# WHAT IS REQUIRED:
Check each line of the data below for the word "falta", then extract the ones that have it.

# EXERCISE MATERIAL:
• • • • • • •

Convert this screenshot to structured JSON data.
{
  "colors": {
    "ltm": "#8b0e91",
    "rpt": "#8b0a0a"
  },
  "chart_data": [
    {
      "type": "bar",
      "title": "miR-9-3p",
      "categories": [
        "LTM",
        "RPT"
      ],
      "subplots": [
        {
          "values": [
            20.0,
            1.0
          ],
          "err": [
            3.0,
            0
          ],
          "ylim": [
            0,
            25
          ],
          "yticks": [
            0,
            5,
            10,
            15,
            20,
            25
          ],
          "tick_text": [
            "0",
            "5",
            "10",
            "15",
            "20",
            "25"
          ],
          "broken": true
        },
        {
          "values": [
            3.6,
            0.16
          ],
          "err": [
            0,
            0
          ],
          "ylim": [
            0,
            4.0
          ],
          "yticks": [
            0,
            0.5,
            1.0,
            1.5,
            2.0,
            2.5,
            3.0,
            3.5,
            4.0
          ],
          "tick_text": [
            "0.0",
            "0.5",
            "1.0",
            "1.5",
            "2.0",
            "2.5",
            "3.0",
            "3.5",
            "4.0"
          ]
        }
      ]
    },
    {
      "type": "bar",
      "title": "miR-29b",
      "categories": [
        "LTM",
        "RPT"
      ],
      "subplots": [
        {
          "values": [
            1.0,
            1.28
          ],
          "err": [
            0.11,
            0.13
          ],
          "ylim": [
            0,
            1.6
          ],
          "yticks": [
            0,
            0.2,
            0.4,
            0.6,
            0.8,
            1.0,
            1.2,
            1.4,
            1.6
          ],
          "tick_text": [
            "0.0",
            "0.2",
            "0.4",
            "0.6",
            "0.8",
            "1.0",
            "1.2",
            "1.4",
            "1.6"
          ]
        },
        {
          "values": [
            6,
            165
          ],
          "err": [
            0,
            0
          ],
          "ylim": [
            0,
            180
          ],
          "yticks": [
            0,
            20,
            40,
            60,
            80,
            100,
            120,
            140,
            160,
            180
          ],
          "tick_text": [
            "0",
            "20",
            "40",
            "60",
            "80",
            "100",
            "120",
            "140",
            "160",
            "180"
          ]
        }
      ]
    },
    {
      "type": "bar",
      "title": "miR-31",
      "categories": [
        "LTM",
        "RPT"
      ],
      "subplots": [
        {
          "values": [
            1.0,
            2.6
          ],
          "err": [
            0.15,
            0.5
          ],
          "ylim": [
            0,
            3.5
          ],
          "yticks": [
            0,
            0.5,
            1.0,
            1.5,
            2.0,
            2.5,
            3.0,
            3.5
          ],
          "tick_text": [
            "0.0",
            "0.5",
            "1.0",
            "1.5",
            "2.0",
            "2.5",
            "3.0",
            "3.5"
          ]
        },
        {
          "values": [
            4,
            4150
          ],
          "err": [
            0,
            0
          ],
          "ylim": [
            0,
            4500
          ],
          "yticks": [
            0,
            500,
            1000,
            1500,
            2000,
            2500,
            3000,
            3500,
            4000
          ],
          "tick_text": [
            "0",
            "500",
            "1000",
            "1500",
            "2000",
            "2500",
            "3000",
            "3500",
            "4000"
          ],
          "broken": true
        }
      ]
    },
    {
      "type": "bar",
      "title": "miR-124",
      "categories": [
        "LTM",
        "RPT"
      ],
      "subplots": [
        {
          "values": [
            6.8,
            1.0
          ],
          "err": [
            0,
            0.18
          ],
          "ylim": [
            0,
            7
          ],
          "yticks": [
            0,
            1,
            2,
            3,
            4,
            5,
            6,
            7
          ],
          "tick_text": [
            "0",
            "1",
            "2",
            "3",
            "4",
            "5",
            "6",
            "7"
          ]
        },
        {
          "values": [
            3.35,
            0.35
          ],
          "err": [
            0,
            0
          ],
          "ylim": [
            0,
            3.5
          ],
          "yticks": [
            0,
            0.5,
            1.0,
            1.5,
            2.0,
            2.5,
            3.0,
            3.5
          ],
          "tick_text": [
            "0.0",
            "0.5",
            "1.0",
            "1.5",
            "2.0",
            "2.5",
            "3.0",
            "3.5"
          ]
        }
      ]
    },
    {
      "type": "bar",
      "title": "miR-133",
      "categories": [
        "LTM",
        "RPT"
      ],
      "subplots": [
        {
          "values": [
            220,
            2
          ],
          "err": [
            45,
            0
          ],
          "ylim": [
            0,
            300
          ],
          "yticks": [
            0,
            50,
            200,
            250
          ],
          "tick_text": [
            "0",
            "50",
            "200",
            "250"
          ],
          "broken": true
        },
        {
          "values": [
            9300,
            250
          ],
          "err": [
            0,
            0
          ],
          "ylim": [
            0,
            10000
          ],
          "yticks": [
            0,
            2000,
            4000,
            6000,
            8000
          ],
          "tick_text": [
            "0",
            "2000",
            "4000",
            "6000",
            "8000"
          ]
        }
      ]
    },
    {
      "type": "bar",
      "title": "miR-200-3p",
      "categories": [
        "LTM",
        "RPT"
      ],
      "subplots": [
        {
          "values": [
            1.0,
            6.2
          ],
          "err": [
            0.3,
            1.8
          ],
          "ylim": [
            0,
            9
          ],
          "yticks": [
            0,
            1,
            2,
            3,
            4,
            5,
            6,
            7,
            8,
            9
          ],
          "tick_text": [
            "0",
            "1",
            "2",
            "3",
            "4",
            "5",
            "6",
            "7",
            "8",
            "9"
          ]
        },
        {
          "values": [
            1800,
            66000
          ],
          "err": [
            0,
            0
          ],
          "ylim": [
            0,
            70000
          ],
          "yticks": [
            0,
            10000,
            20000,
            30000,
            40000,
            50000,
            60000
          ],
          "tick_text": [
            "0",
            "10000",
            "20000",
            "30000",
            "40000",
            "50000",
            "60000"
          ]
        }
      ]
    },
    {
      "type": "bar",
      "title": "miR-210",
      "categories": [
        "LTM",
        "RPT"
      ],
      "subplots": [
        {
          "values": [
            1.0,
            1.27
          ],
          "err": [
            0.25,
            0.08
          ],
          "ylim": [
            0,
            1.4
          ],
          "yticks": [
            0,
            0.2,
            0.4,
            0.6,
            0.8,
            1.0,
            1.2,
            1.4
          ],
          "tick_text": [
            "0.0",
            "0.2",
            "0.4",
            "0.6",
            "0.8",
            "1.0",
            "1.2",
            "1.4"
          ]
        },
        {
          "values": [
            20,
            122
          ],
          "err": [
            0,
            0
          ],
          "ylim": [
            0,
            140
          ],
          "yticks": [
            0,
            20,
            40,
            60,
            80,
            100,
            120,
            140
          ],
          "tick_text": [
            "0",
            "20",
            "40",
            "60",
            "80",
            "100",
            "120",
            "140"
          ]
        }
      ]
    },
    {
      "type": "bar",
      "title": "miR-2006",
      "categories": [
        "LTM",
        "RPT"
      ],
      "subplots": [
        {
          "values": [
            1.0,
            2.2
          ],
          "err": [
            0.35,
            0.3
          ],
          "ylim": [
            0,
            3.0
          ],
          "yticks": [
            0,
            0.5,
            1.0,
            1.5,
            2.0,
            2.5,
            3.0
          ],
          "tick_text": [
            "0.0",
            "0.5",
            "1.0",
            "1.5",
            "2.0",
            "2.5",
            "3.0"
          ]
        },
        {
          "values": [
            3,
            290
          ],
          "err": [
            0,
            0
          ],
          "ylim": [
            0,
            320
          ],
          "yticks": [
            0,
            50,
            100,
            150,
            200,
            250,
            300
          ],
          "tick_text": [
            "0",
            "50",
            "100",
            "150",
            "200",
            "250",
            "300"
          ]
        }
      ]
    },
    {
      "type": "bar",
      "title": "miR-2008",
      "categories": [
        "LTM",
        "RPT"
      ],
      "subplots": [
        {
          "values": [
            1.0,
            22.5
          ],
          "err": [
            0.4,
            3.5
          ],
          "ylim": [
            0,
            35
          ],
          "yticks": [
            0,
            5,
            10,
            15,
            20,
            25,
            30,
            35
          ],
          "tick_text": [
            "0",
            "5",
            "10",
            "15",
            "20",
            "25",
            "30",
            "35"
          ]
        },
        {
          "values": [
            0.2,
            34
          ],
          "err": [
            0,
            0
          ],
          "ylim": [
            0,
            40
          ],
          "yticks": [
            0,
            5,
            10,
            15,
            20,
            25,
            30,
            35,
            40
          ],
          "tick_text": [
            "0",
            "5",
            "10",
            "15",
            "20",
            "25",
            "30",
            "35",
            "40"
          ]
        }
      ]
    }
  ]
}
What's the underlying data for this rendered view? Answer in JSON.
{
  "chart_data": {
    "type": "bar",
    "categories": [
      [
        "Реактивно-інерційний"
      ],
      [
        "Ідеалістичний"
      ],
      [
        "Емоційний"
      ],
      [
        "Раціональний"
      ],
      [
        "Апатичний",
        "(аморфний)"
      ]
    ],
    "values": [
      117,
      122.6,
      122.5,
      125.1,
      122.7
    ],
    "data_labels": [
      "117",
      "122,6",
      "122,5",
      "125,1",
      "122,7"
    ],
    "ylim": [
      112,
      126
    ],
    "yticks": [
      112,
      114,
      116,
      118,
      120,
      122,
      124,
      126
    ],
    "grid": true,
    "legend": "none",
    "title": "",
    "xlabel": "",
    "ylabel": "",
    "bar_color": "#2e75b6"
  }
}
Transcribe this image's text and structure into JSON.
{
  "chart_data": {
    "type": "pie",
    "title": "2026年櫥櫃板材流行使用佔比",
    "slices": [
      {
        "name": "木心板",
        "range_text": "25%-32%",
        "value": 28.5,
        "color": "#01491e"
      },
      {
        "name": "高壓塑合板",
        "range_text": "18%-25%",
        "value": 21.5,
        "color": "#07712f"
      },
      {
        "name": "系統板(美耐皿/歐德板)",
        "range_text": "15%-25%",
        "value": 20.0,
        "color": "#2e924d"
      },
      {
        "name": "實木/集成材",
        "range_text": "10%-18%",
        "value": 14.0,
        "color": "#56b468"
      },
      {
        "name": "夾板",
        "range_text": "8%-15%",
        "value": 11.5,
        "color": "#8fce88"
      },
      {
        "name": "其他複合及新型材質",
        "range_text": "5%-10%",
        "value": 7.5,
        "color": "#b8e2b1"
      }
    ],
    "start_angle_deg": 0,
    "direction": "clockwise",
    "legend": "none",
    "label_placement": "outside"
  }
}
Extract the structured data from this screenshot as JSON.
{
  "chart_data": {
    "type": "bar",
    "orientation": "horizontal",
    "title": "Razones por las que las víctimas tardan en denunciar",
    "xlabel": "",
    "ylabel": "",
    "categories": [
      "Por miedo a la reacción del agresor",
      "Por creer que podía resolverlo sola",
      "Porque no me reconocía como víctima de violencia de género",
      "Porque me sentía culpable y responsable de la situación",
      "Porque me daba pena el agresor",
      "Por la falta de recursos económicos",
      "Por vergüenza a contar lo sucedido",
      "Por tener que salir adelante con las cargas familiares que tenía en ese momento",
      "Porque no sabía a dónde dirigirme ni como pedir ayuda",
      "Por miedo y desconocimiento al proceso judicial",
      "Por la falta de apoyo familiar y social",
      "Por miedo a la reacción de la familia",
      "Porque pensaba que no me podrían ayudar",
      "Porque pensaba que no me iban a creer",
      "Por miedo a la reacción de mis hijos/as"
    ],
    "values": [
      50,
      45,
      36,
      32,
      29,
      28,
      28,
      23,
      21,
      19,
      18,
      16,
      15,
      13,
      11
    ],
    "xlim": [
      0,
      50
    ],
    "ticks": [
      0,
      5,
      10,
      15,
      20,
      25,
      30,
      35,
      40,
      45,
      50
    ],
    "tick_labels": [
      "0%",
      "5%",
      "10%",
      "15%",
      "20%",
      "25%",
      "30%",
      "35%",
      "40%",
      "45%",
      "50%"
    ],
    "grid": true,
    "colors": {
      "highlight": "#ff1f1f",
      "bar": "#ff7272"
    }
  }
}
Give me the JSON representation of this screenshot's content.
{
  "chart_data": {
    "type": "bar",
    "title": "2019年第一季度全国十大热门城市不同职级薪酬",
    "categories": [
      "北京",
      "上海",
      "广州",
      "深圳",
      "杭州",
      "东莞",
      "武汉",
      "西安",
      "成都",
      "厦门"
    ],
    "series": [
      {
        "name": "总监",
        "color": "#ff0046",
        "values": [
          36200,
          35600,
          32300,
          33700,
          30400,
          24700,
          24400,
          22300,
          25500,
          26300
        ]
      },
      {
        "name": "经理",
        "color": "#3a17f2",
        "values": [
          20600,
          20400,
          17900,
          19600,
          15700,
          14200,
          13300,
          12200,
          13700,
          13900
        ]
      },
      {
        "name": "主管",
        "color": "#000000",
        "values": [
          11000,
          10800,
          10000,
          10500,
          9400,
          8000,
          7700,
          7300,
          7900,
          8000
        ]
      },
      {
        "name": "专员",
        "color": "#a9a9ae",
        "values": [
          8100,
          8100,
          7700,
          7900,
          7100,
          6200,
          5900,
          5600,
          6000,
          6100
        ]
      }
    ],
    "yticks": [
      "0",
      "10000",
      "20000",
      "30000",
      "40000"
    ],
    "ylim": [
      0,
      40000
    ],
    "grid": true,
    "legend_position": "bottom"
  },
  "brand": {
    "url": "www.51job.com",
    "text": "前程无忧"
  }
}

• • • • • • •

# CORRECT RESPONSE:
      "Por la falta de recursos económicos",
      "Por la falta de apoyo familiar y social",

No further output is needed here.